• WHAT IS EXPECTED
Determine how many lines contain the string "صدوق". Reply with that figure and nothing else.

··· ENTRIES

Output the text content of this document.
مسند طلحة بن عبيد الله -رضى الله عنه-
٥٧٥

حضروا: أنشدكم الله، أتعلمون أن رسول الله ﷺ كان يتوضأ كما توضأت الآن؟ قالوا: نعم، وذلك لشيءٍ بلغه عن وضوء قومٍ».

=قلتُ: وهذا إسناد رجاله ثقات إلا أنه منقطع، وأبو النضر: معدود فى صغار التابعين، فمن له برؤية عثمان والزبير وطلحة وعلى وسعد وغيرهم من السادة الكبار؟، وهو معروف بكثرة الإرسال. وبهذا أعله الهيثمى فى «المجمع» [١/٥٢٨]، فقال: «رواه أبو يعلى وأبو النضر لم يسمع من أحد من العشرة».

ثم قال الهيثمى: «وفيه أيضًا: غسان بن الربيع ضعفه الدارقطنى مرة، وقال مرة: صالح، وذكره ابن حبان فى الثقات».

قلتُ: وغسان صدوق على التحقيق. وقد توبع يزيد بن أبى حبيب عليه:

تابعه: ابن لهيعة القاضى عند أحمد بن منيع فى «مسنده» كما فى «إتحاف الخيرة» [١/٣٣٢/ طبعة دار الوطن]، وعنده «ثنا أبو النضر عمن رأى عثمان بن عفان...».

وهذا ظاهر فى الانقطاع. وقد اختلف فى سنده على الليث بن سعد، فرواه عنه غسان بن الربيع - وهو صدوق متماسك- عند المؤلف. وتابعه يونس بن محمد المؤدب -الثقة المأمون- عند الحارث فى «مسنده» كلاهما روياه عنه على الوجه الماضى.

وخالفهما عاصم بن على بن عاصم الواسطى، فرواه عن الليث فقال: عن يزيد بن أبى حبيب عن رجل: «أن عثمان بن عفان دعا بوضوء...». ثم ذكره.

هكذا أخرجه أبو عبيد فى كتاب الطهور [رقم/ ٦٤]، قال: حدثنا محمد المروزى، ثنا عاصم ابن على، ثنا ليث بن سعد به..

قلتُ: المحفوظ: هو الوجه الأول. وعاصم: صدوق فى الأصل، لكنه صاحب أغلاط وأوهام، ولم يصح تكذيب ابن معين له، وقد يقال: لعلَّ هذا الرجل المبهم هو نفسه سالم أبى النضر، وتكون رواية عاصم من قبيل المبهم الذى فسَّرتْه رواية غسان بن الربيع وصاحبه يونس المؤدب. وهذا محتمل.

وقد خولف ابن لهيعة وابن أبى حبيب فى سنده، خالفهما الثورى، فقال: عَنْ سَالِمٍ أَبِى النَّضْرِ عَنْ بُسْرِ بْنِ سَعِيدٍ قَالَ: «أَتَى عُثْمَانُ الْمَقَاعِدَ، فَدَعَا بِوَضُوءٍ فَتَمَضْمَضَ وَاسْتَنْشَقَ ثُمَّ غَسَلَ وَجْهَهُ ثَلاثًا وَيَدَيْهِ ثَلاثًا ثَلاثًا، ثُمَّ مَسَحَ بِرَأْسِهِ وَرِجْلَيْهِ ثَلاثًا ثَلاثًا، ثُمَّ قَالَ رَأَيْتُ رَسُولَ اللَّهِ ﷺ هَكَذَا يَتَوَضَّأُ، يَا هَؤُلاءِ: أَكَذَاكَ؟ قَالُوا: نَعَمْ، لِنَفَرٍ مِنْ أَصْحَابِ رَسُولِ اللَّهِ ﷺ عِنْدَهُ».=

······

• EXERCISE RESPONSE
3